* Start Data listing *

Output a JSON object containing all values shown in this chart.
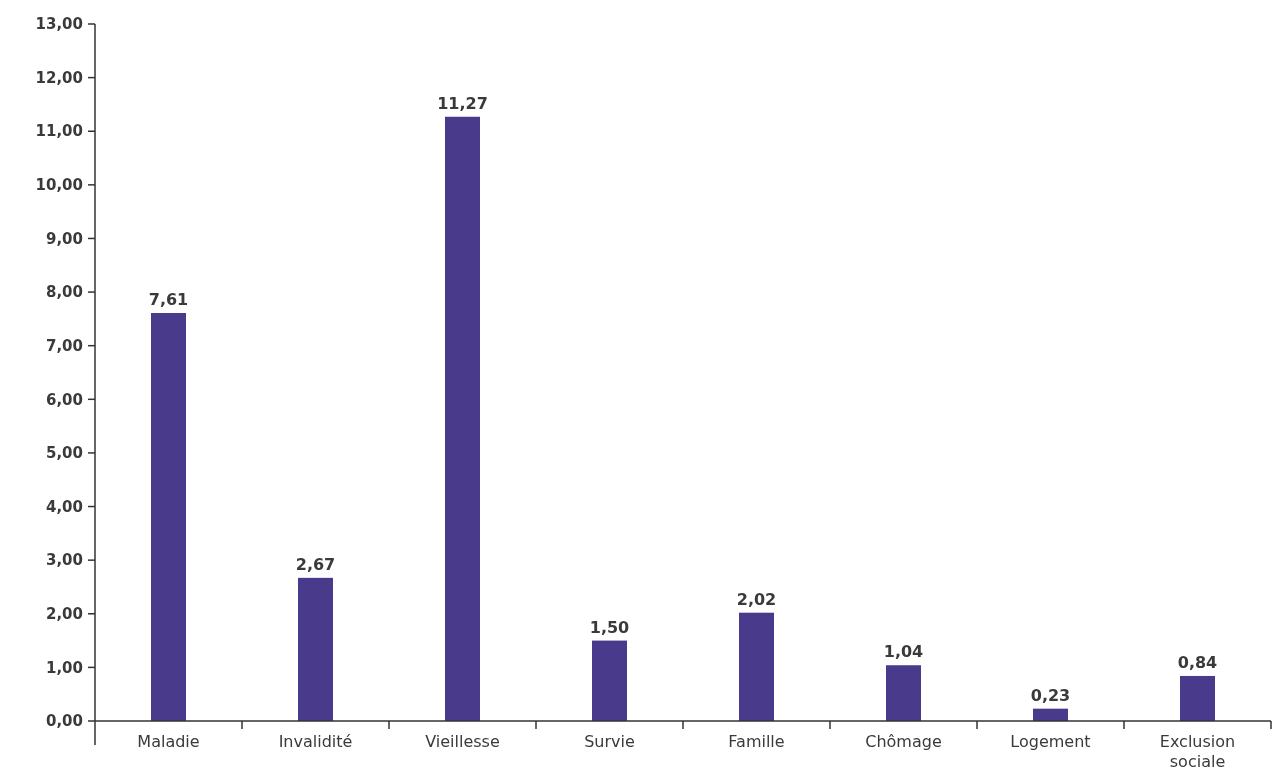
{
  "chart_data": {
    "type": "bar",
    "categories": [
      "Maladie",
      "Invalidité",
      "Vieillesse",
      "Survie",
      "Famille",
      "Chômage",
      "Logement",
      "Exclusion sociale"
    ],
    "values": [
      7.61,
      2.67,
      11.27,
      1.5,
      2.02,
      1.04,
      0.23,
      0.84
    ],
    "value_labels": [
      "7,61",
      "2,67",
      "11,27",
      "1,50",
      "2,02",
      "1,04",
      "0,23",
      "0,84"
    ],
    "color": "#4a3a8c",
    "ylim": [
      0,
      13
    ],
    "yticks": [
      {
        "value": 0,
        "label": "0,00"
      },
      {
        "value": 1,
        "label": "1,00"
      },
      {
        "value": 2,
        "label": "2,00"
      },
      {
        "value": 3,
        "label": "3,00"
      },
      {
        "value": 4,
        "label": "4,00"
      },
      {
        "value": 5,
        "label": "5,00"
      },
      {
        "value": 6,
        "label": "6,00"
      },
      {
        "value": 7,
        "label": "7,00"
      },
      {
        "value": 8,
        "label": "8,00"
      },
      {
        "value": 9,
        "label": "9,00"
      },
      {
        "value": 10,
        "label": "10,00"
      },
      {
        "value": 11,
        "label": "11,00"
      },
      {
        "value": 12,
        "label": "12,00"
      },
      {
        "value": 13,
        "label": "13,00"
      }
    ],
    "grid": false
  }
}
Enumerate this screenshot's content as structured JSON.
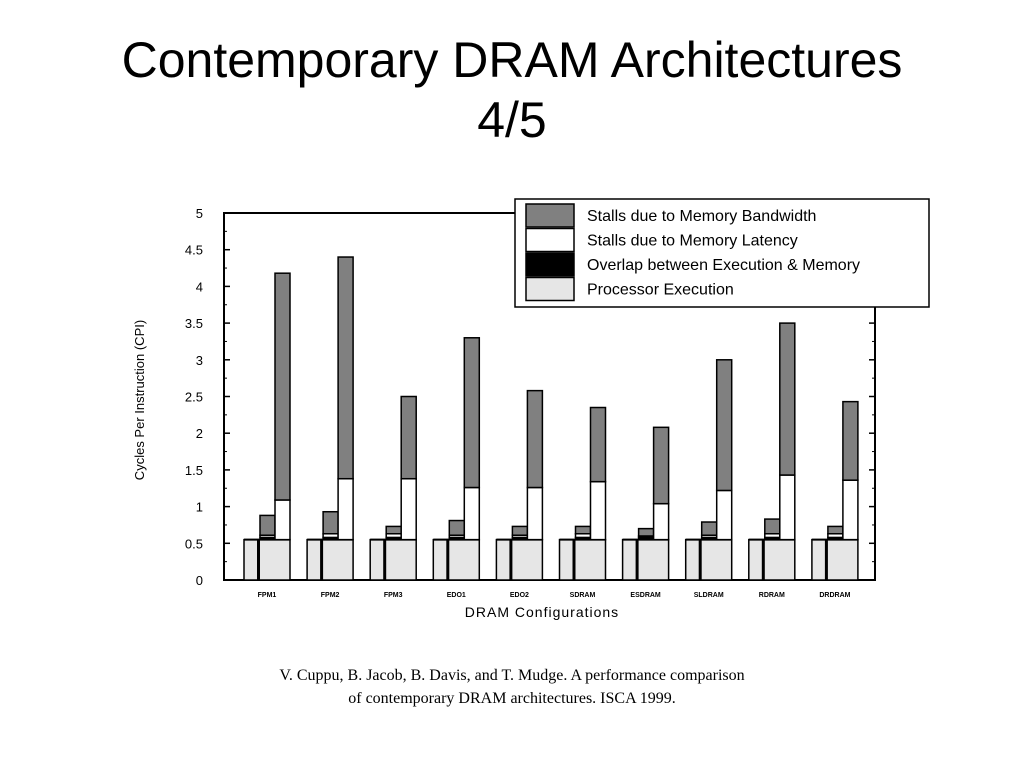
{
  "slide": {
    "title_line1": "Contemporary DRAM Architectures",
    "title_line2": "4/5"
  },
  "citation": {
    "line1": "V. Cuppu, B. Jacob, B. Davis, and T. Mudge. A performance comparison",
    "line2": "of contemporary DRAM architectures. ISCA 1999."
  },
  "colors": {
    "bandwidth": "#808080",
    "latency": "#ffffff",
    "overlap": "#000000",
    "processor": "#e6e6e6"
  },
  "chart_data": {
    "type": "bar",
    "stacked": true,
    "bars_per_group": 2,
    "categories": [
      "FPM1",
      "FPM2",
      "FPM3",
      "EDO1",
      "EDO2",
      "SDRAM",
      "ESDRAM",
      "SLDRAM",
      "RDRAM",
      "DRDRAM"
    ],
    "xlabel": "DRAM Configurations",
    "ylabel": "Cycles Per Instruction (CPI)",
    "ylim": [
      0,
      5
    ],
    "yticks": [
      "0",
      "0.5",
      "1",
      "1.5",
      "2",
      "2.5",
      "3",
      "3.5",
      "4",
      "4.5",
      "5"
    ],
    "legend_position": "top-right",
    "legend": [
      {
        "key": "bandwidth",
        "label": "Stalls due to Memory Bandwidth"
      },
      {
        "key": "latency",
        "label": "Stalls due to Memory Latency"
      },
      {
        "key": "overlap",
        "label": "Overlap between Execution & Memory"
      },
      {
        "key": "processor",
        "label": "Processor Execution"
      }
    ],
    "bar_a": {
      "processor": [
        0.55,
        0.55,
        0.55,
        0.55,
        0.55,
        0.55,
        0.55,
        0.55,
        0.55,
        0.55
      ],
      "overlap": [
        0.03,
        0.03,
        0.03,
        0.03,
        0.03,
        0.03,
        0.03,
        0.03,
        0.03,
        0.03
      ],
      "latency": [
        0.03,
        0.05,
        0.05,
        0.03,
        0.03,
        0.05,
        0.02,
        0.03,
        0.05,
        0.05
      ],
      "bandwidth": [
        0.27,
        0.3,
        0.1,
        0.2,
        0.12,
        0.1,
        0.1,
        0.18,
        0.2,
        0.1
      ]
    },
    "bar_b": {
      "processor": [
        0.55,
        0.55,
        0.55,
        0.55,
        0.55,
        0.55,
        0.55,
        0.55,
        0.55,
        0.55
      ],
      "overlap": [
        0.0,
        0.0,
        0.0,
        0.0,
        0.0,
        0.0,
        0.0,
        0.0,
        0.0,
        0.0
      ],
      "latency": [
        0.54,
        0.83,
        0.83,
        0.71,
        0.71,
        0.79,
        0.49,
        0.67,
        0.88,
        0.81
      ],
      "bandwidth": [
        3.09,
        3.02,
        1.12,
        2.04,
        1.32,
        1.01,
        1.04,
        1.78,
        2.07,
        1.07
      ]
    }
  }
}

* End Data listing *
* Start Data listing *

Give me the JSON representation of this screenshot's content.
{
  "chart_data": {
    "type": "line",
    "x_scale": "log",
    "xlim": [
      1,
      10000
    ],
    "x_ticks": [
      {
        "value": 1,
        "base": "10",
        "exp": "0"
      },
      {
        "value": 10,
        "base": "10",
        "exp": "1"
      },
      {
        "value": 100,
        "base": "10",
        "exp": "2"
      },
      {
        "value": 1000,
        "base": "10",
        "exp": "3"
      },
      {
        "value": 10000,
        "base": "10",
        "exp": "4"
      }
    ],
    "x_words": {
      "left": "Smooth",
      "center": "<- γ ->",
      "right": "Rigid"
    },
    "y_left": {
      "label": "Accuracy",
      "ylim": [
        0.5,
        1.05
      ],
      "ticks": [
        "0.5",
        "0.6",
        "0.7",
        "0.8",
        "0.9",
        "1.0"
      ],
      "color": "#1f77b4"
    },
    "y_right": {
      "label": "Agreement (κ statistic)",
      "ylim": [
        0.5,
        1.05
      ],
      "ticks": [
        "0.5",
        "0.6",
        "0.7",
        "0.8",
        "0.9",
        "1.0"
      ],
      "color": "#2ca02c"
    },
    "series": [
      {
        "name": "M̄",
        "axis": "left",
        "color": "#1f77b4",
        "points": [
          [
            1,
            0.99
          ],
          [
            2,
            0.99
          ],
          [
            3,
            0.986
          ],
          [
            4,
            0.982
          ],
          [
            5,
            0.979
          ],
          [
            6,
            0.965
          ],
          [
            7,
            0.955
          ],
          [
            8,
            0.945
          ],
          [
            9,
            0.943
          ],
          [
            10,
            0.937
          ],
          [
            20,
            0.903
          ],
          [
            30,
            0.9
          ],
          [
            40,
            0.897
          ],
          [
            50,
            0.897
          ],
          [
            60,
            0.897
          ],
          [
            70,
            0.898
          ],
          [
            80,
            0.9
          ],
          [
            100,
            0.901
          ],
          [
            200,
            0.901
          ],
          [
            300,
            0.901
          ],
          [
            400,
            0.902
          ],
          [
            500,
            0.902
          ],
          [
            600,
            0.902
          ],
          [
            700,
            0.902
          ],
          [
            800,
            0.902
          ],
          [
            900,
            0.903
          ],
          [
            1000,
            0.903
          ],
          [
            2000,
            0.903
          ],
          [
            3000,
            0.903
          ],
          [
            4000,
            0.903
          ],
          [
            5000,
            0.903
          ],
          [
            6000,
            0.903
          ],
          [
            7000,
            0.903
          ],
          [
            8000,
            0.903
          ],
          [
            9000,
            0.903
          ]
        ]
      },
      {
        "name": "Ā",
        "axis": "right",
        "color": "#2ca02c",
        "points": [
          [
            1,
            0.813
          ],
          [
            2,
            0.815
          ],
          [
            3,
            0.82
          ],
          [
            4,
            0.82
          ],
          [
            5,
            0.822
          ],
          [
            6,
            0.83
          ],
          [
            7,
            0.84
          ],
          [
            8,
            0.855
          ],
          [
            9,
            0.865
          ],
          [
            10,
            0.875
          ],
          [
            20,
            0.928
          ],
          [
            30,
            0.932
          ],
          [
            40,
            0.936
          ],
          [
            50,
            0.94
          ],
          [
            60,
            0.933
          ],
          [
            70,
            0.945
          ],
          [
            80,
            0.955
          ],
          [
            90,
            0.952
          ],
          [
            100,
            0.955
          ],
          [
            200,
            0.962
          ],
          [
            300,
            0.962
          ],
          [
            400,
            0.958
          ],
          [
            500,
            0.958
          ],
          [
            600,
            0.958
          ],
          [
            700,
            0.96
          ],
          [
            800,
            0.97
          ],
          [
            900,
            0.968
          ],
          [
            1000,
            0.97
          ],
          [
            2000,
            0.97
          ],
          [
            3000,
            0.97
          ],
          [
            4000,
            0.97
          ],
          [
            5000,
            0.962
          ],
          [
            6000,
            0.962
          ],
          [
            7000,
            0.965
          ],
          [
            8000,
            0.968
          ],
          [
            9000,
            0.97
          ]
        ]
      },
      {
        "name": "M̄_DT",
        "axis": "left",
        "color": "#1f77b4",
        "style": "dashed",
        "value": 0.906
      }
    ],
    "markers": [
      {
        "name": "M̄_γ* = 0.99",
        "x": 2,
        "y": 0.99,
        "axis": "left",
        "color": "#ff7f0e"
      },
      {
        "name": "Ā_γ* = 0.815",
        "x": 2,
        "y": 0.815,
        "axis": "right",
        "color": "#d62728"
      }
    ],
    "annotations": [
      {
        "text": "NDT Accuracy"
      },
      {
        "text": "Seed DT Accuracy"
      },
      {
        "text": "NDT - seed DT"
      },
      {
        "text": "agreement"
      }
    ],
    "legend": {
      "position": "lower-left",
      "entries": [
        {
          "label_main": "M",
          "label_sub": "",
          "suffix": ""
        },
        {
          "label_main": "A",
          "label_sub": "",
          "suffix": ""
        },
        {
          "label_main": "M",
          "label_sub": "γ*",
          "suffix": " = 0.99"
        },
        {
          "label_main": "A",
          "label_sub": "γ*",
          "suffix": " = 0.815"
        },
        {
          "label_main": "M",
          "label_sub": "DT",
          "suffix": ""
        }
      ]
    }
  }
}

* End Data listing *

▶ [What is being asked]
Look through the data above. Copy every line with the string "Memory" in it.

▶ [Task response]
        "label": "Stalls due to Memory Bandwidth"
        "label": "Stalls due to Memory Latency"
        "label": "Overlap between Execution & Memory"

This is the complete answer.